Request: Print the data exactly, leaving nothing out.

Dataset excerpt:

- - - - -

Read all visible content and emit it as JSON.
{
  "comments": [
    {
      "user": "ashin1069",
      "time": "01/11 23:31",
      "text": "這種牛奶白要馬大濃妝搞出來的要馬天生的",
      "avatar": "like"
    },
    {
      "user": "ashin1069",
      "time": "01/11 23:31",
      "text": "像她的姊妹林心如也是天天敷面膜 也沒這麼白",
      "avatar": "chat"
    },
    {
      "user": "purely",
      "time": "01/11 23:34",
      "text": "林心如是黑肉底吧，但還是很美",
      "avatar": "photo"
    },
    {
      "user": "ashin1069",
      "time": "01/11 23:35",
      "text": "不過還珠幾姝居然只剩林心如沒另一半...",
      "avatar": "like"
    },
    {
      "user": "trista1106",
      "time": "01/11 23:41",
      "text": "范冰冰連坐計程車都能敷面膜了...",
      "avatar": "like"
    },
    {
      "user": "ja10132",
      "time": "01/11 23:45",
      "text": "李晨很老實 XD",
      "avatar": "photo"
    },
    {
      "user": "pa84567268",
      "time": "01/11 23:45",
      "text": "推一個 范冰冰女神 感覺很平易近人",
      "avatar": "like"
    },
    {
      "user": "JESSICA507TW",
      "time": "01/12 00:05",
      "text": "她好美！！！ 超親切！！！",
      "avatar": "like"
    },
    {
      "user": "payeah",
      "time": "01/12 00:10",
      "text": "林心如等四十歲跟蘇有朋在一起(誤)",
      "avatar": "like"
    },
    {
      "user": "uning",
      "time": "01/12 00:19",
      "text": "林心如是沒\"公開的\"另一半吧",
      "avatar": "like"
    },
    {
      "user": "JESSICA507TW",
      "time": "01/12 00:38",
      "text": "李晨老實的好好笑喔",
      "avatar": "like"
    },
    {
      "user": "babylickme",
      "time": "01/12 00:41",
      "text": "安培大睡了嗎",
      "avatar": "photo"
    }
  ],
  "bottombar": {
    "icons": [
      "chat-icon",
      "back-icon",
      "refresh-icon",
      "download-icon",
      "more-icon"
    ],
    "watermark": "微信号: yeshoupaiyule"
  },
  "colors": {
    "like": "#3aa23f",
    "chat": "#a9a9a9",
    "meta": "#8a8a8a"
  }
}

- - - - -

Exercise output:
Read all visible content and emit it as JSON.
{
  "comments": [
    {
      "user": "ashin1069",
      "time": "01/11 23:31",
      "text": "這種牛奶白要馬大濃妝搞出來的要馬天生的",
      "avatar": "like"
    },
    {
      "user": "ashin1069",
      "time": "01/11 23:31",
      "text": "像她的姊妹林心如也是天天敷面膜 也沒這麼白",
      "avatar": "chat"
    },
    {
      "user": "purely",
      "time": "01/11 23:34",
      "text": "林心如是黑肉底吧，但還是很美",
      "avatar": "photo"
    },
    {
      "user": "ashin1069",
      "time": "01/11 23:35",
      "text": "不過還珠幾姝居然只剩林心如沒另一半...",
      "avatar": "like"
    },
    {
      "user": "trista1106",
      "time": "01/11 23:41",
      "text": "范冰冰連坐計程車都能敷面膜了...",
      "avatar": "like"
    },
    {
      "user": "ja10132",
      "time": "01/11 23:45",
      "text": "李晨很老實 XD",
      "avatar": "photo"
    },
    {
      "user": "pa84567268",
      "time": "01/11 23:45",
      "text": "推一個 范冰冰女神 感覺很平易近人",
      "avatar": "like"
    },
    {
      "user": "JESSICA507TW",
      "time": "01/12 00:05",
      "text": "她好美！！！ 超親切！！！",
      "avatar": "like"
    },
    {
      "user": "payeah",
      "time": "01/12 00:10",
      "text": "林心如等四十歲跟蘇有朋在一起(誤)",
      "avatar": "like"
    },
    {
      "user": "uning",
      "time": "01/12 00:19",
      "text": "林心如是沒\"公開的\"另一半吧",
      "avatar": "like"
    },
    {
      "user": "JESSICA507TW",
      "time": "01/12 00:38",
      "text": "李晨老實的好好笑喔",
      "avatar": "like"
    },
    {
      "user": "babylickme",
      "time": "01/12 00:41",
      "text": "安培大睡了嗎",
      "avatar": "photo"
    }
  ],
  "bottombar": {
    "icons": [
      "chat-icon",
      "back-icon",
      "refresh-icon",
      "download-icon",
      "more-icon"
    ],
    "watermark": "微信号: yeshoupaiyule"
  },
  "colors": {
    "like": "#3aa23f",
    "chat": "#a9a9a9",
    "meta": "#8a8a8a"
  }
}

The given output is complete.